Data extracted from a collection
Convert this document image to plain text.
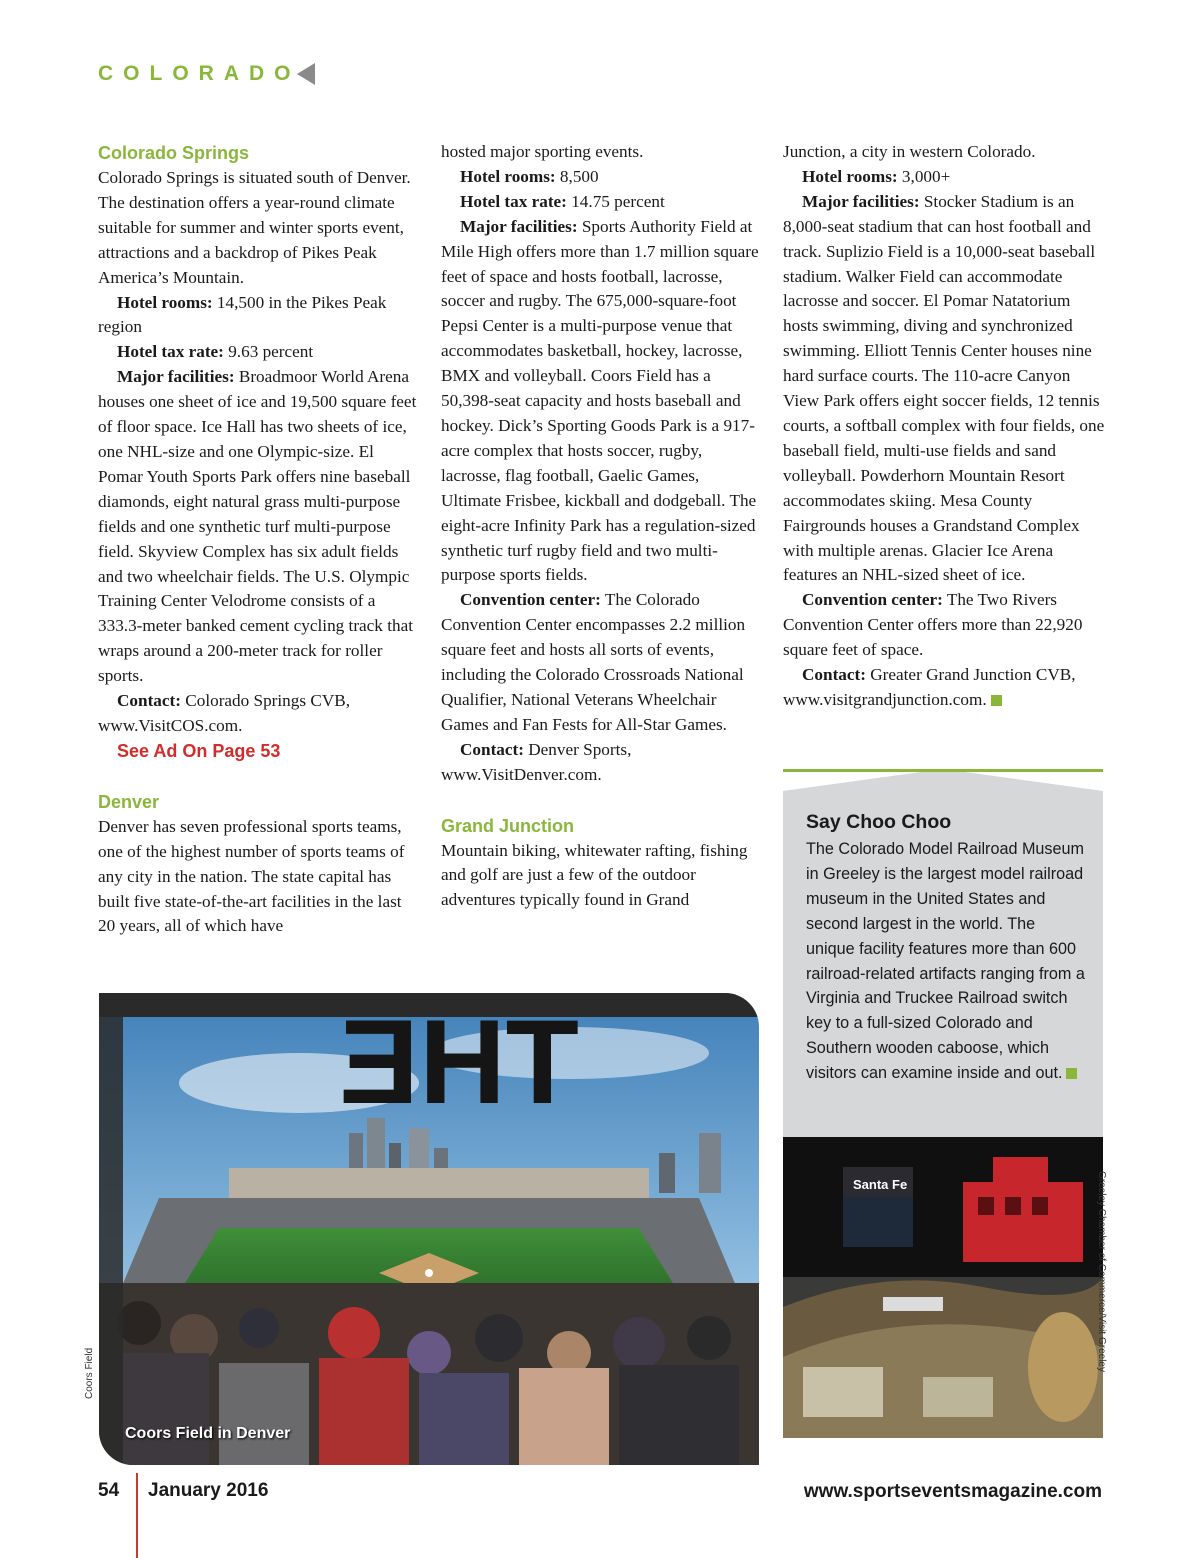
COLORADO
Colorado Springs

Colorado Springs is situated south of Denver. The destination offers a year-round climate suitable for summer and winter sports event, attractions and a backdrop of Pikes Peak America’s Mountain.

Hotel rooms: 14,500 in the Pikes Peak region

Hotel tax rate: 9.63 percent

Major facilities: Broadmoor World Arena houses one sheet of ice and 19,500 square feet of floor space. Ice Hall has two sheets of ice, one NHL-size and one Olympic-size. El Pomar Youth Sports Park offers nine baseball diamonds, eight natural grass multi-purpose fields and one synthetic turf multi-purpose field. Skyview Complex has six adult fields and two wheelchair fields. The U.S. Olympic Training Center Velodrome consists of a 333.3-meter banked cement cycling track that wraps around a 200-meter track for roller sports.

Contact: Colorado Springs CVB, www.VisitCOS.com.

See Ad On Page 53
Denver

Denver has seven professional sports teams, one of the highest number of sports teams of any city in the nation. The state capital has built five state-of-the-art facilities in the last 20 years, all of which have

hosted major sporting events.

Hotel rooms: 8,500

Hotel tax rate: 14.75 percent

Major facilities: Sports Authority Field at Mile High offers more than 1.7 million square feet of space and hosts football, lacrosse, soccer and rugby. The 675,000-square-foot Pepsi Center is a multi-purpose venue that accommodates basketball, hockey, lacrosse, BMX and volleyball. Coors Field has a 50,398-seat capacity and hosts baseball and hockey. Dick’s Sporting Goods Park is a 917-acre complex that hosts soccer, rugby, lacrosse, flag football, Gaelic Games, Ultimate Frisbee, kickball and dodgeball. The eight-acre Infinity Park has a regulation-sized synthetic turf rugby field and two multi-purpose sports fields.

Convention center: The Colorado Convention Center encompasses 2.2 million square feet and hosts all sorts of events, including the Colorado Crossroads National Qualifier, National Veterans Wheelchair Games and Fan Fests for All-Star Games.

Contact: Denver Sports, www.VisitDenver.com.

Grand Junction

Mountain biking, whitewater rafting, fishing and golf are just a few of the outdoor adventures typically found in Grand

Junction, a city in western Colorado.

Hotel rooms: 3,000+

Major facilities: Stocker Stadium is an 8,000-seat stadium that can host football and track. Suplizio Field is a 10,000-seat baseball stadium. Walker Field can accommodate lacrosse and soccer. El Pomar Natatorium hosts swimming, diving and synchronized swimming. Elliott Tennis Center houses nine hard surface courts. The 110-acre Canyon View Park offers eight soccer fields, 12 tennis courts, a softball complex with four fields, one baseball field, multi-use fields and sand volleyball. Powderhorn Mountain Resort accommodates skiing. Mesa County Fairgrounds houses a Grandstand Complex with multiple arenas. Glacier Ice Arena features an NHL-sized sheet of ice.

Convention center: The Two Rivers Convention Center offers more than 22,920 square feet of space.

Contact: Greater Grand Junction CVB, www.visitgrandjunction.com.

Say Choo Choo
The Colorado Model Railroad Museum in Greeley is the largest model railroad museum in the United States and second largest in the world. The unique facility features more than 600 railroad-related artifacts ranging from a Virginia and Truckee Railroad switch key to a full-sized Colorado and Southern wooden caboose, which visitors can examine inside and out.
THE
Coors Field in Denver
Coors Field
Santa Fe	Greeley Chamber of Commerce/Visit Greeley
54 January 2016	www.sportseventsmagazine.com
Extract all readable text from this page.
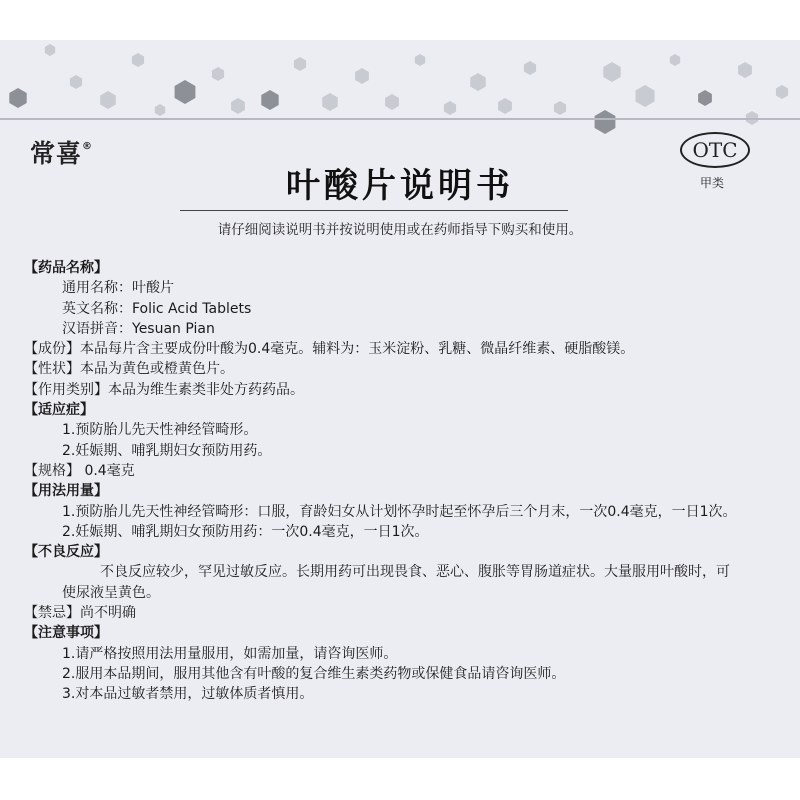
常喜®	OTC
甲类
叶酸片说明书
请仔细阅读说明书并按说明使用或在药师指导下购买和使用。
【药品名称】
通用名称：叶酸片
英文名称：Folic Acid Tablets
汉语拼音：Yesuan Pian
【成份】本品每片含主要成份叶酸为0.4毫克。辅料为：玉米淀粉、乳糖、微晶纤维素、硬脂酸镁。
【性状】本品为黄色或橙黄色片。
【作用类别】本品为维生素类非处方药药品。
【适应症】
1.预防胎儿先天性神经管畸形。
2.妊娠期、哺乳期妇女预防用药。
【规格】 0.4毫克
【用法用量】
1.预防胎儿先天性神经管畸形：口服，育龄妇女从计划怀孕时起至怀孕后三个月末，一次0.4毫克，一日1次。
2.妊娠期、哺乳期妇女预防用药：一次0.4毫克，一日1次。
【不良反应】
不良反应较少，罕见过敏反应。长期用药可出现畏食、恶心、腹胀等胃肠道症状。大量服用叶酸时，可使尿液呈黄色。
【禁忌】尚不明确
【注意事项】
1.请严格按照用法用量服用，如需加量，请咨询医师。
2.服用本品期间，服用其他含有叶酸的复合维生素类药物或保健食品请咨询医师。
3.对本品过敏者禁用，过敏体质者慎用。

PROBLEM TO WORK ON
Exclude the pictures, and transcribe all of the material exactly.

ANSWER FOR THE TASK
Convert this document image to plain text.
COLORADO
Colorado Springs

Colorado Springs is situated south of Denver. The destination offers a year-round climate suitable for summer and winter sports event, attractions and a backdrop of Pikes Peak America’s Mountain.

Hotel rooms: 14,500 in the Pikes Peak region

Hotel tax rate: 9.63 percent

Major facilities: Broadmoor World Arena houses one sheet of ice and 19,500 square feet of floor space. Ice Hall has two sheets of ice, one NHL-size and one Olympic-size. El Pomar Youth Sports Park offers nine baseball diamonds, eight natural grass multi-purpose fields and one synthetic turf multi-purpose field. Skyview Complex has six adult fields and two wheelchair fields. The U.S. Olympic Training Center Velodrome consists of a 333.3-meter banked cement cycling track that wraps around a 200-meter track for roller sports.

Contact: Colorado Springs CVB, www.VisitCOS.com.

See Ad On Page 53
Denver

Denver has seven professional sports teams, one of the highest number of sports teams of any city in the nation. The state capital has built five state-of-the-art facilities in the last 20 years, all of which have

hosted major sporting events.

Hotel rooms: 8,500

Hotel tax rate: 14.75 percent

Major facilities: Sports Authority Field at Mile High offers more than 1.7 million square feet of space and hosts football, lacrosse, soccer and rugby. The 675,000-square-foot Pepsi Center is a multi-purpose venue that accommodates basketball, hockey, lacrosse, BMX and volleyball. Coors Field has a 50,398-seat capacity and hosts baseball and hockey. Dick’s Sporting Goods Park is a 917-acre complex that hosts soccer, rugby, lacrosse, flag football, Gaelic Games, Ultimate Frisbee, kickball and dodgeball. The eight-acre Infinity Park has a regulation-sized synthetic turf rugby field and two multi-purpose sports fields.

Convention center: The Colorado Convention Center encompasses 2.2 million square feet and hosts all sorts of events, including the Colorado Crossroads National Qualifier, National Veterans Wheelchair Games and Fan Fests for All-Star Games.

Contact: Denver Sports, www.VisitDenver.com.

Grand Junction

Mountain biking, whitewater rafting, fishing and golf are just a few of the outdoor adventures typically found in Grand

Junction, a city in western Colorado.

Hotel rooms: 3,000+

Major facilities: Stocker Stadium is an 8,000-seat stadium that can host football and track. Suplizio Field is a 10,000-seat baseball stadium. Walker Field can accommodate lacrosse and soccer. El Pomar Natatorium hosts swimming, diving and synchronized swimming. Elliott Tennis Center houses nine hard surface courts. The 110-acre Canyon View Park offers eight soccer fields, 12 tennis courts, a softball complex with four fields, one baseball field, multi-use fields and sand volleyball. Powderhorn Mountain Resort accommodates skiing. Mesa County Fairgrounds houses a Grandstand Complex with multiple arenas. Glacier Ice Arena features an NHL-sized sheet of ice.

Convention center: The Two Rivers Convention Center offers more than 22,920 square feet of space.

Contact: Greater Grand Junction CVB, www.visitgrandjunction.com.

Say Choo Choo
The Colorado Model Railroad Museum in Greeley is the largest model railroad museum in the United States and second largest in the world. The unique facility features more than 600 railroad-related artifacts ranging from a Virginia and Truckee Railroad switch key to a full-sized Colorado and Southern wooden caboose, which visitors can examine inside and out.
THE
Coors Field in Denver
Coors Field
Santa Fe	Greeley Chamber of Commerce/Visit Greeley
54 January 2016	www.sportseventsmagazine.com
Extract all readable text from this page.
常喜®	OTC
甲类
叶酸片说明书
请仔细阅读说明书并按说明使用或在药师指导下购买和使用。
【药品名称】
通用名称：叶酸片
英文名称：Folic Acid Tablets
汉语拼音：Yesuan Pian
【成份】本品每片含主要成份叶酸为0.4毫克。辅料为：玉米淀粉、乳糖、微晶纤维素、硬脂酸镁。
【性状】本品为黄色或橙黄色片。
【作用类别】本品为维生素类非处方药药品。
【适应症】
1.预防胎儿先天性神经管畸形。
2.妊娠期、哺乳期妇女预防用药。
【规格】 0.4毫克
【用法用量】
1.预防胎儿先天性神经管畸形：口服，育龄妇女从计划怀孕时起至怀孕后三个月末，一次0.4毫克，一日1次。
2.妊娠期、哺乳期妇女预防用药：一次0.4毫克，一日1次。
【不良反应】
不良反应较少，罕见过敏反应。长期用药可出现畏食、恶心、腹胀等胃肠道症状。大量服用叶酸时，可使尿液呈黄色。
【禁忌】尚不明确
【注意事项】
1.请严格按照用法用量服用，如需加量，请咨询医师。
2.服用本品期间，服用其他含有叶酸的复合维生素类药物或保健食品请咨询医师。
3.对本品过敏者禁用，过敏体质者慎用。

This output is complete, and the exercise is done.